Task brief: Using the entries that follow, state how many lines contain the word "text". The response is that number and nothing more.

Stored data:
***
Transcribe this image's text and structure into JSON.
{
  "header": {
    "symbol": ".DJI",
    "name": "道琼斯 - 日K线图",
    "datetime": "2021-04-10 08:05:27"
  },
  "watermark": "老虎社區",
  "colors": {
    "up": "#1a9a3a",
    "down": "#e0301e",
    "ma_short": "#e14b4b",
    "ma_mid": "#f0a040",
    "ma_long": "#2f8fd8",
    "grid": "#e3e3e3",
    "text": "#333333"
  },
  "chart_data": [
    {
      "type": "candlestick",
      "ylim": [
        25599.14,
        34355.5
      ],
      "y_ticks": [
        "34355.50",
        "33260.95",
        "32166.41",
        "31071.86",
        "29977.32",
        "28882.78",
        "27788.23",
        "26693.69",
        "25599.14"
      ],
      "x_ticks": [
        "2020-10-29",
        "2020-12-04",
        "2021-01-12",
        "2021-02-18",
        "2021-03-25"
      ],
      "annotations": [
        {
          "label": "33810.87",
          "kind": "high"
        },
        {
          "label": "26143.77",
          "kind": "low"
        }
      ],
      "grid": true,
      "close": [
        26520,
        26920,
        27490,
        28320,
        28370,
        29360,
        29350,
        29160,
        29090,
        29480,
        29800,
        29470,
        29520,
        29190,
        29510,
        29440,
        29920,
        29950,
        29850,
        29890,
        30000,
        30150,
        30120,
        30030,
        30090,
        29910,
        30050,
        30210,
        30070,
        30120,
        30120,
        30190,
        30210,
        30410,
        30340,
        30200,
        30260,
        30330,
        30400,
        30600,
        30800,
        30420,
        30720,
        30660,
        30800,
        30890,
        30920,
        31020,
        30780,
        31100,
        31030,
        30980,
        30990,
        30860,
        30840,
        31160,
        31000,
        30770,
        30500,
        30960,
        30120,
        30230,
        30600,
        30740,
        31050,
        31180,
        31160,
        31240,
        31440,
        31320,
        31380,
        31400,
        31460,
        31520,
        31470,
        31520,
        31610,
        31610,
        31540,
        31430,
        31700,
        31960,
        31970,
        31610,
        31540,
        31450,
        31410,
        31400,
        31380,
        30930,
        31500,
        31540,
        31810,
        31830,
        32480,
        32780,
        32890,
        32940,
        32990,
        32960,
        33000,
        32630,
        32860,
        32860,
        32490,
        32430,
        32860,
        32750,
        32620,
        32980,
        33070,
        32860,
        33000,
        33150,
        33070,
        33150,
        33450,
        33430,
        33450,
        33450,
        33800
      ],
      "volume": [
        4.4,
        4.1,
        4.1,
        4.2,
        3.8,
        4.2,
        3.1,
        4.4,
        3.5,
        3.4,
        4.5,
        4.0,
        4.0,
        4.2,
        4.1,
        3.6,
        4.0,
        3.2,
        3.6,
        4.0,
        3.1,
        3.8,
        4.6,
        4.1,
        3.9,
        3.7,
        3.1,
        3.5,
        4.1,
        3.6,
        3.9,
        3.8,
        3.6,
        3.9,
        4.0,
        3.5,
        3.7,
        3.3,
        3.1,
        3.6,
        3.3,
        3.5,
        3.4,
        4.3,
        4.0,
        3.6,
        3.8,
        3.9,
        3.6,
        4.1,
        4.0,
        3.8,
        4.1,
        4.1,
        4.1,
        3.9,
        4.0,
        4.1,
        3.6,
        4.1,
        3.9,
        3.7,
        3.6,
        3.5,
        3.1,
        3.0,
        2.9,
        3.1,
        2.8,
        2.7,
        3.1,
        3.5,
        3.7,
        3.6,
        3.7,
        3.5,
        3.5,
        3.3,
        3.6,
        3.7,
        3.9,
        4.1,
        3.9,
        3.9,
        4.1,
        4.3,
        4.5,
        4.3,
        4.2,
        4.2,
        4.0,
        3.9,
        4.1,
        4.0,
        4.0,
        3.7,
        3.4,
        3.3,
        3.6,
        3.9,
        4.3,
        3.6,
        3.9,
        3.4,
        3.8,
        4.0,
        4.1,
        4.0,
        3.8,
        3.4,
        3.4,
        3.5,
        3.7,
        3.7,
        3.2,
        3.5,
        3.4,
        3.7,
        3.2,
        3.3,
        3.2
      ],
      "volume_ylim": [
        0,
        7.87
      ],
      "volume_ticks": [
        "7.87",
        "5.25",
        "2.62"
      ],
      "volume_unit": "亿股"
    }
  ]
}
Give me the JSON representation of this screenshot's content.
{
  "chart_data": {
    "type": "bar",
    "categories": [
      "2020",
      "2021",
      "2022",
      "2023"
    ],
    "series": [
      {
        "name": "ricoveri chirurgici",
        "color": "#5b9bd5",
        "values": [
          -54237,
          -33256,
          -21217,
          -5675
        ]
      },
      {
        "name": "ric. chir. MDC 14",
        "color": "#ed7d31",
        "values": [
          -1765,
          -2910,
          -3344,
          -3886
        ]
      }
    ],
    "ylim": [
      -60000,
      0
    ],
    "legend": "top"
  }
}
***
Exercise solution: 2